**Entries supplied:**

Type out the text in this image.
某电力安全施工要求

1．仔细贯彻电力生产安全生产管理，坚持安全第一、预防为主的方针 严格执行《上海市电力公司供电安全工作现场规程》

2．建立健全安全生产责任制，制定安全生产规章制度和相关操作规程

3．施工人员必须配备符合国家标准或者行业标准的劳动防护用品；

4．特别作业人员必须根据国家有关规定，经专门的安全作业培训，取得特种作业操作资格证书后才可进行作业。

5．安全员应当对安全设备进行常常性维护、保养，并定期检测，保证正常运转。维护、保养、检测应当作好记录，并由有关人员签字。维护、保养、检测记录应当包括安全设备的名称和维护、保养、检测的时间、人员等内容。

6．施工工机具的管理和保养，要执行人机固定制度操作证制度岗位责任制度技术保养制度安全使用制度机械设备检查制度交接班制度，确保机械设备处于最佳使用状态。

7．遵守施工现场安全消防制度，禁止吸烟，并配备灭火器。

**Directions:** Each entry above is to be set down again in exactly the same words.

**Expected answer:**
Type out the text in this image.
某电力安全施工要求

1．仔细贯彻电力生产安全生产管理，坚持安全第一、预防为主的方针 严格执行《上海市电力公司供电安全工作现场规程》

2．建立健全安全生产责任制，制定安全生产规章制度和相关操作规程

3．施工人员必须配备符合国家标准或者行业标准的劳动防护用品；

4．特别作业人员必须根据国家有关规定，经专门的安全作业培训，取得特种作业操作资格证书后才可进行作业。

5．安全员应当对安全设备进行常常性维护、保养，并定期检测，保证正常运转。维护、保养、检测应当作好记录，并由有关人员签字。维护、保养、检测记录应当包括安全设备的名称和维护、保养、检测的时间、人员等内容。

6．施工工机具的管理和保养，要执行人机固定制度操作证制度岗位责任制度技术保养制度安全使用制度机械设备检查制度交接班制度，确保机械设备处于最佳使用状态。

7．遵守施工现场安全消防制度，禁止吸烟，并配备灭火器。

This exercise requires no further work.